> _Job_: Search the listing below for the string "this" and show each line that contains it.

> _Listed records_:
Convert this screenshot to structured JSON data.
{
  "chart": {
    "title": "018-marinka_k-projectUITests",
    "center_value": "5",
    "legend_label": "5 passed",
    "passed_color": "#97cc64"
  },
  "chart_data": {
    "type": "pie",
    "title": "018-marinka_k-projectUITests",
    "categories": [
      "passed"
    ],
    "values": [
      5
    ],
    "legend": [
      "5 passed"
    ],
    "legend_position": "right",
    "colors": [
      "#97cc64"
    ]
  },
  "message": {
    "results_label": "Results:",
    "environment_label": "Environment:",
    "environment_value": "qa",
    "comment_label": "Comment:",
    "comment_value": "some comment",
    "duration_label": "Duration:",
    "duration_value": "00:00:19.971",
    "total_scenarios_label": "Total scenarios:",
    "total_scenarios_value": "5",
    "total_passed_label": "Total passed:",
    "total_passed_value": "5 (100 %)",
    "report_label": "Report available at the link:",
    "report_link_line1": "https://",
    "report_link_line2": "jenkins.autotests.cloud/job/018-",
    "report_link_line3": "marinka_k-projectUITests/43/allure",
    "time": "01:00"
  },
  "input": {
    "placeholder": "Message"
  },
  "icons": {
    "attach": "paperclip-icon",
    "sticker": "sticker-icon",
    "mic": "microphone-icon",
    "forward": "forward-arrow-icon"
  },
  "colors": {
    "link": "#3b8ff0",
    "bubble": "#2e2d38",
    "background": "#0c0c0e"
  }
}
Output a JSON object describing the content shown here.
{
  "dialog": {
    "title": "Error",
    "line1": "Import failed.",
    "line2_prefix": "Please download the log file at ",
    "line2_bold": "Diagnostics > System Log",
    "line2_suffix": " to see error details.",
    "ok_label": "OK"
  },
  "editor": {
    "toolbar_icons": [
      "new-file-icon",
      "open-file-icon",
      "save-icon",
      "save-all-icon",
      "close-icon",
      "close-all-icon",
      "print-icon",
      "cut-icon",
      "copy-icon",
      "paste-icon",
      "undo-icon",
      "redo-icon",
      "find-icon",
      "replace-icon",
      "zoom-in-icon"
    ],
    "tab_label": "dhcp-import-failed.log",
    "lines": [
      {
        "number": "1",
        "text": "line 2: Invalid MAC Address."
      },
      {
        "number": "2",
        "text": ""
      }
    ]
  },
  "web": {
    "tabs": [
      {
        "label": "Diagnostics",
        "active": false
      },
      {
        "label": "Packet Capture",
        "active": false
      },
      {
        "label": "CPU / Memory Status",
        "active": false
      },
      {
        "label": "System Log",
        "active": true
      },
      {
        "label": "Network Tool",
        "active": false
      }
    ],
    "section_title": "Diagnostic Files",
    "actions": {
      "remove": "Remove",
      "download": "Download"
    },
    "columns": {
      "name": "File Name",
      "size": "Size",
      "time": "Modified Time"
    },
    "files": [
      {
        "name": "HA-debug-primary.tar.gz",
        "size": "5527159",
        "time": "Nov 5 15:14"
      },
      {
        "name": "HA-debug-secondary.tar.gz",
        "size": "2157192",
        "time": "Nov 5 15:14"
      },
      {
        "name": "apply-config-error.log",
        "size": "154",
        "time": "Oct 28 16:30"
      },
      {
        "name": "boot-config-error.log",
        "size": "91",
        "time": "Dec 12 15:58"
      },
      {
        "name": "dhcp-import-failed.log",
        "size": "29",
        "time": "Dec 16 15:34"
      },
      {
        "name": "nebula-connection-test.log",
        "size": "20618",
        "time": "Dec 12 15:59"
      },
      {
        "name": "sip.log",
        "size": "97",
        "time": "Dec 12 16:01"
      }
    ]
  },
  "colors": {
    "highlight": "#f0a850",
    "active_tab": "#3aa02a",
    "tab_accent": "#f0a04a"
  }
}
---
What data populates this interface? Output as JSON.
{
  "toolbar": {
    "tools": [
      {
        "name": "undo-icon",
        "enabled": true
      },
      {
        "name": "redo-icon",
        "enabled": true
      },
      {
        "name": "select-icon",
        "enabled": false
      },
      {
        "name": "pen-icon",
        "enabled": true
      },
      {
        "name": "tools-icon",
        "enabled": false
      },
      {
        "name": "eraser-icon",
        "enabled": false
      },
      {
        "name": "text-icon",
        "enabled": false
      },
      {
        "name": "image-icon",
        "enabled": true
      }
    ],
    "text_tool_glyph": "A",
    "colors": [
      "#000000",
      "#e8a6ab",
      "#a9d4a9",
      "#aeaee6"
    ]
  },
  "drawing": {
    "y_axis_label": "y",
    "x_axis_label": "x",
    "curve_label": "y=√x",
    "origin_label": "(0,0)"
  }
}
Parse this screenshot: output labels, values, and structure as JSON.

> _Response_:
Convert this screenshot to structured JSON data.
What data populates this interface? Output as JSON.
Parse this screenshot: output labels, values, and structure as JSON.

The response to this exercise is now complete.